--- begin STORED ROWS ---

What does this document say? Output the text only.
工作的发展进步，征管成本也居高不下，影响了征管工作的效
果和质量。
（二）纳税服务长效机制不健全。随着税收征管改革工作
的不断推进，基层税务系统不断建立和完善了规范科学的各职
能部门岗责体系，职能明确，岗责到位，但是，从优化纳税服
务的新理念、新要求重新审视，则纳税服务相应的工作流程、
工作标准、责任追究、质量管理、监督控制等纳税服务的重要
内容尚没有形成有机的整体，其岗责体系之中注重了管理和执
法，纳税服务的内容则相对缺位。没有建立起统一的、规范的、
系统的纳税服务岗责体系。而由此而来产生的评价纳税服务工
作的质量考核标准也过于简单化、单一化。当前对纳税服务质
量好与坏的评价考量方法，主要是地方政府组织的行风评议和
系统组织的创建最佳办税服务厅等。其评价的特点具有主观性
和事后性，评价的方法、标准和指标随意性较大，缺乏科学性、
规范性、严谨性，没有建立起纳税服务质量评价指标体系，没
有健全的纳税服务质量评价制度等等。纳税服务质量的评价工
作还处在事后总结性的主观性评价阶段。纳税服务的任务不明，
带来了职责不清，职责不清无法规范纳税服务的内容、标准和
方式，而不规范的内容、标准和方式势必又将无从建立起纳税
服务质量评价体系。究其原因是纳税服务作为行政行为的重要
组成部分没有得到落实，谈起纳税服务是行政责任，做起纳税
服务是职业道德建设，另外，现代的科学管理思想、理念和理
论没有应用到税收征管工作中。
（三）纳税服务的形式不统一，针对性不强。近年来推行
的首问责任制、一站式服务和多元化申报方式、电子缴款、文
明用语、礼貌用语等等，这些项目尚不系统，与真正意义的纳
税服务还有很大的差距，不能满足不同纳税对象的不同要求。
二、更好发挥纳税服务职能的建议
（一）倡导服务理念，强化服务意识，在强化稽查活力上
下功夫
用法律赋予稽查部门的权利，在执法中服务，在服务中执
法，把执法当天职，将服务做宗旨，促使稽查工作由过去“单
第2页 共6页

--- end STORED ROWS ---

--- DIRECTIONS ---
Please reproduce every line of the material word for word.

--- RESPONSE TO THE TASK ---
What does this document say? Output the text only.
工作的发展进步，征管成本也居高不下，影响了征管工作的效
果和质量。
（二）纳税服务长效机制不健全。随着税收征管改革工作
的不断推进，基层税务系统不断建立和完善了规范科学的各职
能部门岗责体系，职能明确，岗责到位，但是，从优化纳税服
务的新理念、新要求重新审视，则纳税服务相应的工作流程、
工作标准、责任追究、质量管理、监督控制等纳税服务的重要
内容尚没有形成有机的整体，其岗责体系之中注重了管理和执
法，纳税服务的内容则相对缺位。没有建立起统一的、规范的、
系统的纳税服务岗责体系。而由此而来产生的评价纳税服务工
作的质量考核标准也过于简单化、单一化。当前对纳税服务质
量好与坏的评价考量方法，主要是地方政府组织的行风评议和
系统组织的创建最佳办税服务厅等。其评价的特点具有主观性
和事后性，评价的方法、标准和指标随意性较大，缺乏科学性、
规范性、严谨性，没有建立起纳税服务质量评价指标体系，没
有健全的纳税服务质量评价制度等等。纳税服务质量的评价工
作还处在事后总结性的主观性评价阶段。纳税服务的任务不明，
带来了职责不清，职责不清无法规范纳税服务的内容、标准和
方式，而不规范的内容、标准和方式势必又将无从建立起纳税
服务质量评价体系。究其原因是纳税服务作为行政行为的重要
组成部分没有得到落实，谈起纳税服务是行政责任，做起纳税
服务是职业道德建设，另外，现代的科学管理思想、理念和理
论没有应用到税收征管工作中。
（三）纳税服务的形式不统一，针对性不强。近年来推行
的首问责任制、一站式服务和多元化申报方式、电子缴款、文
明用语、礼貌用语等等，这些项目尚不系统，与真正意义的纳
税服务还有很大的差距，不能满足不同纳税对象的不同要求。
二、更好发挥纳税服务职能的建议
（一）倡导服务理念，强化服务意识，在强化稽查活力上
下功夫
用法律赋予稽查部门的权利，在执法中服务，在服务中执
法，把执法当天职，将服务做宗旨，促使稽查工作由过去“单
第2页 共6页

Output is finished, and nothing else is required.